--- BEGIN ---

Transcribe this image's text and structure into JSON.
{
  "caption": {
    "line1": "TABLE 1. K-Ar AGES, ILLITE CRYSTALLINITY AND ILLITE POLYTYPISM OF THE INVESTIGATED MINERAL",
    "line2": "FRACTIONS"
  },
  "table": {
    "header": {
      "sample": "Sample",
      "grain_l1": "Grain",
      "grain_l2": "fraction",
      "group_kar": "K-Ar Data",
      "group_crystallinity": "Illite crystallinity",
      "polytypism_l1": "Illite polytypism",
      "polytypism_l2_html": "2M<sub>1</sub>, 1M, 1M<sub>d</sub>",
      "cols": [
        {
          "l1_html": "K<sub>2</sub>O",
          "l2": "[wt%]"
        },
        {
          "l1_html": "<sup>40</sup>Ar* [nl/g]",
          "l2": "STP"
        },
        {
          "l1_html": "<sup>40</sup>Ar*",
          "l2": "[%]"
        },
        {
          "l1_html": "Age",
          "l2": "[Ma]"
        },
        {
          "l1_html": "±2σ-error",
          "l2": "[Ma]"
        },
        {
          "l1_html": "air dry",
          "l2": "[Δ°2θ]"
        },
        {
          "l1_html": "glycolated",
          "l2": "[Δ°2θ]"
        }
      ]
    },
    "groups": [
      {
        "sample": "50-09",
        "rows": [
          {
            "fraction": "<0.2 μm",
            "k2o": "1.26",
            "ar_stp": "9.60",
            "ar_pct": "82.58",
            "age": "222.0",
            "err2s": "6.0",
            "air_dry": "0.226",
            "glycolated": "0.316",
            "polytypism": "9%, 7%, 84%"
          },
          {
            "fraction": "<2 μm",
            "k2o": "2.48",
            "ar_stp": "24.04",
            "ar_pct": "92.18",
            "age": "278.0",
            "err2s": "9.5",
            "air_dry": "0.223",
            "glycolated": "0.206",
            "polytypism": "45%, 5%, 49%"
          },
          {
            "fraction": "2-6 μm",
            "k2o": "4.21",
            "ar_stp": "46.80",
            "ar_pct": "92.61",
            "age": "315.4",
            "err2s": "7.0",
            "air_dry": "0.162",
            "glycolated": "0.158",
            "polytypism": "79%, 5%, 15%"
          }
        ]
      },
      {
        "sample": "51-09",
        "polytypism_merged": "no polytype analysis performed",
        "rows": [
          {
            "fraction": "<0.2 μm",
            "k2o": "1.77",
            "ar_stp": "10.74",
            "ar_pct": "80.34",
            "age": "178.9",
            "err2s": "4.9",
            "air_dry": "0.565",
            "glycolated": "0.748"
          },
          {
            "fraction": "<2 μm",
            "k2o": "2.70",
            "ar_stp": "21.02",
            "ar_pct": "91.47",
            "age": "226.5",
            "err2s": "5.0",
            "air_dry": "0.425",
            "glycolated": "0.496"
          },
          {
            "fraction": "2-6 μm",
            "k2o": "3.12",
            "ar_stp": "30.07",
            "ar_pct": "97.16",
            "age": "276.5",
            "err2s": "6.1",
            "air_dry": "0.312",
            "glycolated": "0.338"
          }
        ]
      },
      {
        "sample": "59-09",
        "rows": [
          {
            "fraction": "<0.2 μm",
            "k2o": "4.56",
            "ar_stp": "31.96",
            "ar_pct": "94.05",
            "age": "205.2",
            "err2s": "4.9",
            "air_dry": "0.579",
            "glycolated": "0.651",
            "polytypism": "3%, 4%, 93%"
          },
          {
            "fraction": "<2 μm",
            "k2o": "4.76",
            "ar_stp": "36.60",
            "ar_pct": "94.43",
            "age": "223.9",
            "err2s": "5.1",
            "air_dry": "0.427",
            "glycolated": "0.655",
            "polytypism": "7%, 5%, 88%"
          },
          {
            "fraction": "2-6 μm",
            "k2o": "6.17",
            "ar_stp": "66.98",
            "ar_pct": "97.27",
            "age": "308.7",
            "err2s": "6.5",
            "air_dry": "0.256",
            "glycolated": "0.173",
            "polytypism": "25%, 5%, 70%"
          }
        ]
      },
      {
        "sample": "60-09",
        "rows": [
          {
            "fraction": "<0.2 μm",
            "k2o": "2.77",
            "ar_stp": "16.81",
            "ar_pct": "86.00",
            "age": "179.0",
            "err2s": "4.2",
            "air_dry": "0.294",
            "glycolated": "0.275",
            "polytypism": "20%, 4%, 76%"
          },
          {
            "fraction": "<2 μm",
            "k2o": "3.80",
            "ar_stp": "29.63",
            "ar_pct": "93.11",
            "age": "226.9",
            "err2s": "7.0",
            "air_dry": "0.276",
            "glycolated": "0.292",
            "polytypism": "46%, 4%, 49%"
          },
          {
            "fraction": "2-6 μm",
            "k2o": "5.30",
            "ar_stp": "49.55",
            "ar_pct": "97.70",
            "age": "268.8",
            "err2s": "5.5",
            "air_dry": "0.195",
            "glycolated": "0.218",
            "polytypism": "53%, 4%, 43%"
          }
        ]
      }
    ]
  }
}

--- END ---
--- BEGIN ---

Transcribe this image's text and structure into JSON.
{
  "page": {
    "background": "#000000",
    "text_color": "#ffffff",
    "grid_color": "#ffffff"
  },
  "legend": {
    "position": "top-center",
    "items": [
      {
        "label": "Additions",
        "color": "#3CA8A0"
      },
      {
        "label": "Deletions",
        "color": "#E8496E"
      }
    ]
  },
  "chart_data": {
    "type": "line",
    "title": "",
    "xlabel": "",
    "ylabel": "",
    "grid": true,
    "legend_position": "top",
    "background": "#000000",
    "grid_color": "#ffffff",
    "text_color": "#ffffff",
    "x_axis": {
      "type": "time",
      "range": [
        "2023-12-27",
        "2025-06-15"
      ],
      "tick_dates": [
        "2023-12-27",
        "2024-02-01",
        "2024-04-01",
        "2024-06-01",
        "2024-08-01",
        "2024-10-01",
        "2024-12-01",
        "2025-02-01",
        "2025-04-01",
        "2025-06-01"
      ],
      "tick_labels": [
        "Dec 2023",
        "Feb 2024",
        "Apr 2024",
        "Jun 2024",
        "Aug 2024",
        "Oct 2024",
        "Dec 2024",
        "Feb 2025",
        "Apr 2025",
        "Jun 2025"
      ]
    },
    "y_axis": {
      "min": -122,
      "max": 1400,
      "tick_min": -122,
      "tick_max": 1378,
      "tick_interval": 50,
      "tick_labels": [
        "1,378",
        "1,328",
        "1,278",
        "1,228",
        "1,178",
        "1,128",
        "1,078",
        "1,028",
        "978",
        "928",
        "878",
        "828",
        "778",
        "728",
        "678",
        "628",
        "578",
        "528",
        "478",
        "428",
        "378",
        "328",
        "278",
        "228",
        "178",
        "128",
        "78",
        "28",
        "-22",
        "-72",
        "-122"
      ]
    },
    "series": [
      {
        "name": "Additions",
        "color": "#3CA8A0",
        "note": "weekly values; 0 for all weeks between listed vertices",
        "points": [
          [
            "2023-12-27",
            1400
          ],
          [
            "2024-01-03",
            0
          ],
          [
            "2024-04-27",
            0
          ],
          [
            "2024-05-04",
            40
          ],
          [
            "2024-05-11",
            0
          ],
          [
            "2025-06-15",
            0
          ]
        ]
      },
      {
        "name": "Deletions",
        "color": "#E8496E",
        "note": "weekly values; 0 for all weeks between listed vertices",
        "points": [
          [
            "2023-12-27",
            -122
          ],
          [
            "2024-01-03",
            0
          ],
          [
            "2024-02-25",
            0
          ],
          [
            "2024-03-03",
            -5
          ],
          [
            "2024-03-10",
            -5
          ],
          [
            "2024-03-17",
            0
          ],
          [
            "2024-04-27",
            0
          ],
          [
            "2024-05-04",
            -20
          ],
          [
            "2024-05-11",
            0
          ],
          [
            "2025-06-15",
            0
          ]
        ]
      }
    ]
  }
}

--- END ---
--- BEGIN ---

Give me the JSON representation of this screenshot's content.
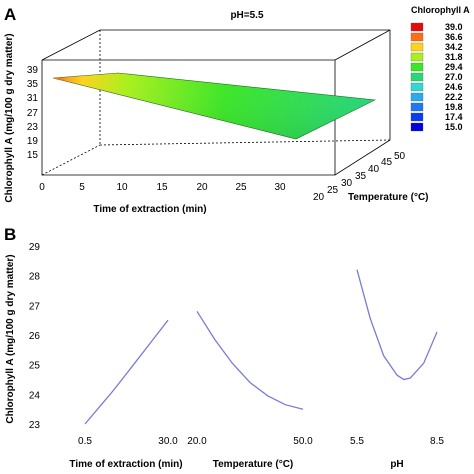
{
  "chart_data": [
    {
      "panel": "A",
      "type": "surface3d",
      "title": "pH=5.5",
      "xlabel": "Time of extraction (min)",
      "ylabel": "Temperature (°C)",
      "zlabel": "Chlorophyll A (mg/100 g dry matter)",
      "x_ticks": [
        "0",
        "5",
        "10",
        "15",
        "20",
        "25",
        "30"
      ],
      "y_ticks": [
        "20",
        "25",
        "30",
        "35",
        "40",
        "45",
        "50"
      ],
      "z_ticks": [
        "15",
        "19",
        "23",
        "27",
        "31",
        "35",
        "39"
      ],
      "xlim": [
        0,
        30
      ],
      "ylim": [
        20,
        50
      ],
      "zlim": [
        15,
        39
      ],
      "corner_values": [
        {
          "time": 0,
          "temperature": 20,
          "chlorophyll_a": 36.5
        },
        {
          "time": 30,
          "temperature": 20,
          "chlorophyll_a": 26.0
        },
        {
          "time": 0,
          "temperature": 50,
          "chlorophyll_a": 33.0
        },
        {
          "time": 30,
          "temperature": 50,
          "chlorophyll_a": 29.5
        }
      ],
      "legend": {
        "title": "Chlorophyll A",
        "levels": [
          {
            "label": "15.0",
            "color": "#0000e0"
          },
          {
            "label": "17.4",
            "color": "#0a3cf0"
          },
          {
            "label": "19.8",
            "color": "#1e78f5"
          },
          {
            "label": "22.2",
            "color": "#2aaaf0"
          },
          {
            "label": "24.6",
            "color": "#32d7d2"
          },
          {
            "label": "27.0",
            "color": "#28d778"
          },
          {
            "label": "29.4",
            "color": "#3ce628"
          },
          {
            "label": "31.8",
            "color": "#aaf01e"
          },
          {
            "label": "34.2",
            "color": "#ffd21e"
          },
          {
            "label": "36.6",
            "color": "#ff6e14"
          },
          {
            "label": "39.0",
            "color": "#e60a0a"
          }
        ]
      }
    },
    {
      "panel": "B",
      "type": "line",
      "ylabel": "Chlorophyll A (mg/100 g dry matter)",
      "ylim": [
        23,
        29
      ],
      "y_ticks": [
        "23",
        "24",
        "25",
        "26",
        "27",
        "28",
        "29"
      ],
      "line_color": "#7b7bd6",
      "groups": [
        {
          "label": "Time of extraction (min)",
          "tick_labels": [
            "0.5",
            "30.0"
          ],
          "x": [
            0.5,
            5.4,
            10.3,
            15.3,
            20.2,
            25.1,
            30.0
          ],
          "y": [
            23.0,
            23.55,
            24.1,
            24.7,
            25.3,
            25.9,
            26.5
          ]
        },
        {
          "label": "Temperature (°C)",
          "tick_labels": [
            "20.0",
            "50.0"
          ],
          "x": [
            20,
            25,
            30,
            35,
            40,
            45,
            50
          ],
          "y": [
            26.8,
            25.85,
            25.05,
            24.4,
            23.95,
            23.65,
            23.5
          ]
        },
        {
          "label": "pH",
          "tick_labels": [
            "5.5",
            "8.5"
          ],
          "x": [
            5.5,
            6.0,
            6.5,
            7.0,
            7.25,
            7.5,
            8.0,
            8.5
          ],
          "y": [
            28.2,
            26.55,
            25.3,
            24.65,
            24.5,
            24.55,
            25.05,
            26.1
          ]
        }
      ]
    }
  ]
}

--- END ---

**SET PROBLEM**
Collect from the data above every line that includes "matter".

**RESULT**
      "zlabel": "Chlorophyll A (mg/100 g dry matter)",
      "ylabel": "Chlorophyll A (mg/100 g dry matter)",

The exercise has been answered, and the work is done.